-- START DATA FOR THE TASK --

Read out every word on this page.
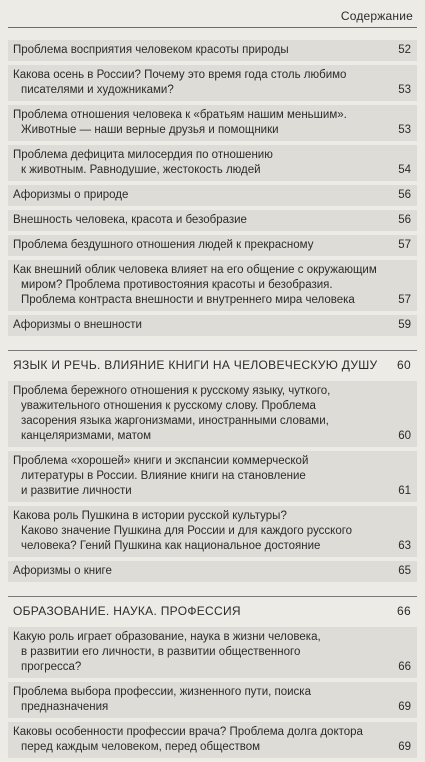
Содержание
Проблема восприятия человеком красоты природы	52
Какова осень в России? Почему это время года столь любимо
писателями и художниками?	53
Проблема отношения человека к «братьям нашим меньшим».
Животные — наши верные друзья и помощники	53
Проблема дефицита милосердия по отношению
к животным. Равнодушие, жестокость людей	54
Афоризмы о природе	56
Внешность человека, красота и безобразие	56
Проблема бездушного отношения людей к прекрасному	57
Как внешний облик человека влияет на его общение с окружающим
миром? Проблема противостояния красоты и безобразия.
Проблема контраста внешности и внутреннего мира человека	57
Афоризмы о внешности	59
ЯЗЫК И РЕЧЬ. ВЛИЯНИЕ КНИГИ НА ЧЕЛОВЕЧЕСКУЮ ДУШУ	60
Проблема бережного отношения к русскому языку, чуткого,
уважительного отношения к русскому слову. Проблема
засорения языка жаргонизмами, иностранными словами,
канцеляризмами, матом	60
Проблема «хорошей» книги и экспансии коммерческой
литературы в России. Влияние книги на становление
и развитие личности	61
Какова роль Пушкина в истории русской культуры?
Каково значение Пушкина для России и для каждого русского
человека? Гений Пушкина как национальное достояние	63
Афоризмы о книге	65
ОБРАЗОВАНИЕ. НАУКА. ПРОФЕССИЯ	66
Какую роль играет образование, наука в жизни человека,
в развитии его личности, в развитии общественного
прогресса?	66
Проблема выбора профессии, жизненного пути, поиска
предназначения	69
Каковы особенности профессии врача? Проблема долга доктора
перед каждым человеком, перед обществом	69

-- END DATA FOR THE TASK --

The material above holds pictures; copy everything else in it exactly.

EXERCISE OUTPUT:
Read out every word on this page.
Содержание
Проблема восприятия человеком красоты природы	52
Какова осень в России? Почему это время года столь любимо
писателями и художниками?	53
Проблема отношения человека к «братьям нашим меньшим».
Животные — наши верные друзья и помощники	53
Проблема дефицита милосердия по отношению
к животным. Равнодушие, жестокость людей	54
Афоризмы о природе	56
Внешность человека, красота и безобразие	56
Проблема бездушного отношения людей к прекрасному	57
Как внешний облик человека влияет на его общение с окружающим
миром? Проблема противостояния красоты и безобразия.
Проблема контраста внешности и внутреннего мира человека	57
Афоризмы о внешности	59
ЯЗЫК И РЕЧЬ. ВЛИЯНИЕ КНИГИ НА ЧЕЛОВЕЧЕСКУЮ ДУШУ	60
Проблема бережного отношения к русскому языку, чуткого,
уважительного отношения к русскому слову. Проблема
засорения языка жаргонизмами, иностранными словами,
канцеляризмами, матом	60
Проблема «хорошей» книги и экспансии коммерческой
литературы в России. Влияние книги на становление
и развитие личности	61
Какова роль Пушкина в истории русской культуры?
Каково значение Пушкина для России и для каждого русского
человека? Гений Пушкина как национальное достояние	63
Афоризмы о книге	65
ОБРАЗОВАНИЕ. НАУКА. ПРОФЕССИЯ	66
Какую роль играет образование, наука в жизни человека,
в развитии его личности, в развитии общественного
прогресса?	66
Проблема выбора профессии, жизненного пути, поиска
предназначения	69
Каковы особенности профессии врача? Проблема долга доктора
перед каждым человеком, перед обществом	69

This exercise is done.